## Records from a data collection
⁂

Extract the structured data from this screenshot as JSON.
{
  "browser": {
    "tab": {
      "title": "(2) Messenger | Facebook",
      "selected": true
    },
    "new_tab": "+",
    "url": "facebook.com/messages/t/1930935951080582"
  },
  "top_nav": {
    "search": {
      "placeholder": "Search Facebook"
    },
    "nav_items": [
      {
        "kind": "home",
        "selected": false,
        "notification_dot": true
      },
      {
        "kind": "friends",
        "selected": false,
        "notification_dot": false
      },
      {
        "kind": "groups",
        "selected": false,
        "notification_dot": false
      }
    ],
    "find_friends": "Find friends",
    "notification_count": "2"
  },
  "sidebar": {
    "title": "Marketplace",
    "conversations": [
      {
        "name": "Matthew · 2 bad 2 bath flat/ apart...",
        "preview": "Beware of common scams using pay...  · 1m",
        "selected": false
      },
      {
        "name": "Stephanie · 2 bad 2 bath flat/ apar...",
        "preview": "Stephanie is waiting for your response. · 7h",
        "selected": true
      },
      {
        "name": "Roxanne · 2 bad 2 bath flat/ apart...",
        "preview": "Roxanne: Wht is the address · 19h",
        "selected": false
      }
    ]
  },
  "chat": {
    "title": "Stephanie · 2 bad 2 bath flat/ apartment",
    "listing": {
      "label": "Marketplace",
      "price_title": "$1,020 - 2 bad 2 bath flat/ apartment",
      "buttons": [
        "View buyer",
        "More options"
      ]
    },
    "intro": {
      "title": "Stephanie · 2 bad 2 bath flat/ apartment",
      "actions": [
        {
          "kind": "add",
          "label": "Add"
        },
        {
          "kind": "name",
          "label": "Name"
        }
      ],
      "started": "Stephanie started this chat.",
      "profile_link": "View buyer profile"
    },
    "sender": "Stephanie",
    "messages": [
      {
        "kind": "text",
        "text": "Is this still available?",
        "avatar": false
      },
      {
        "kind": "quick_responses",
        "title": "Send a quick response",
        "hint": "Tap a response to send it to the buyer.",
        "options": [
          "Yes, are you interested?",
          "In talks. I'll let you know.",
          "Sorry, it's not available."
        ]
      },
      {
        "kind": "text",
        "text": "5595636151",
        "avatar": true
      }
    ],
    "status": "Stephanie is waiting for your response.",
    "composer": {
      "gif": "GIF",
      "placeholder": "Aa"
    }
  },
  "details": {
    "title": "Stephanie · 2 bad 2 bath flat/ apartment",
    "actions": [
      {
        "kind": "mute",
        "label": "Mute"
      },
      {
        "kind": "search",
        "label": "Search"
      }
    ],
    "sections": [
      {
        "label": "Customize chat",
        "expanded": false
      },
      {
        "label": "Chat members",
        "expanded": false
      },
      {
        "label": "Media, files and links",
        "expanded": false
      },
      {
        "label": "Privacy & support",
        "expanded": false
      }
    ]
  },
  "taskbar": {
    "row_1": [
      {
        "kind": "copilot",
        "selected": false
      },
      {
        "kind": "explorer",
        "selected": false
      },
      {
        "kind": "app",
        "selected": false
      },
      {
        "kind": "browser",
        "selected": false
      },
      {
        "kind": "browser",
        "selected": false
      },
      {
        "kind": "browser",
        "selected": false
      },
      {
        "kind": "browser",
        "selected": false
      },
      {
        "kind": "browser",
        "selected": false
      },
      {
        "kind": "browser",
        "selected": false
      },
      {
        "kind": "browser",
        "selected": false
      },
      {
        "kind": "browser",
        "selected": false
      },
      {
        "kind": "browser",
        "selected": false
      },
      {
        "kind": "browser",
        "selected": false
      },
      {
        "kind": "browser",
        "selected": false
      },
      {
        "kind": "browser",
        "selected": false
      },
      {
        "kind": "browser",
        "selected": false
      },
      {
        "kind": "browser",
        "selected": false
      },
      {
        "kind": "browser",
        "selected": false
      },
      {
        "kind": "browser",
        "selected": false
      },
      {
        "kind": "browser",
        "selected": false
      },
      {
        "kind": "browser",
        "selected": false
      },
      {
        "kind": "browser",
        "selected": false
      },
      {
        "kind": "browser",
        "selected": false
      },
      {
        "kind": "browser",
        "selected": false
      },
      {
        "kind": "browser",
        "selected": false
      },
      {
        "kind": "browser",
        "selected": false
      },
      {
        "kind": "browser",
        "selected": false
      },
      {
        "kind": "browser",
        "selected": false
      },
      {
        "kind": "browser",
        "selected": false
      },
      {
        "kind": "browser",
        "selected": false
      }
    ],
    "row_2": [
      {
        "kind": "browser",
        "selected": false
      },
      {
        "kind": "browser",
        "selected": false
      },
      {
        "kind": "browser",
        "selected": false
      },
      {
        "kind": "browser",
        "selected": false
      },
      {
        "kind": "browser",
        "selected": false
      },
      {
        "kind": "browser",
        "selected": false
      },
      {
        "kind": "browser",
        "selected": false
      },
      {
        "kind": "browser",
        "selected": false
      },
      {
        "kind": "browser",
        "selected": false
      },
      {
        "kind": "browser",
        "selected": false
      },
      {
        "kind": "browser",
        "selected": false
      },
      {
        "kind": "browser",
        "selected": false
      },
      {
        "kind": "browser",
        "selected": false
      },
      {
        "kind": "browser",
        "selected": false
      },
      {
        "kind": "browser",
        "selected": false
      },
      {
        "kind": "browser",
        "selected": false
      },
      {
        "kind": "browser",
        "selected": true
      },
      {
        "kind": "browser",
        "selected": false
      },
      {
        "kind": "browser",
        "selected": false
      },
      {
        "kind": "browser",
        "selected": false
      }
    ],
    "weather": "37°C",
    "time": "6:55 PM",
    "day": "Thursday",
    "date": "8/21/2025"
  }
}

⁂

## Short task
In the records above, locate each line with the word "label". Copy all such lines.

## Solution
      "label": "Marketplace",
          "label": "Add"
          "label": "Name"
        "label": "Mute"
        "label": "Search"
        "label": "Customize chat",
        "label": "Chat members",
        "label": "Media, files and links",
        "label": "Privacy & support",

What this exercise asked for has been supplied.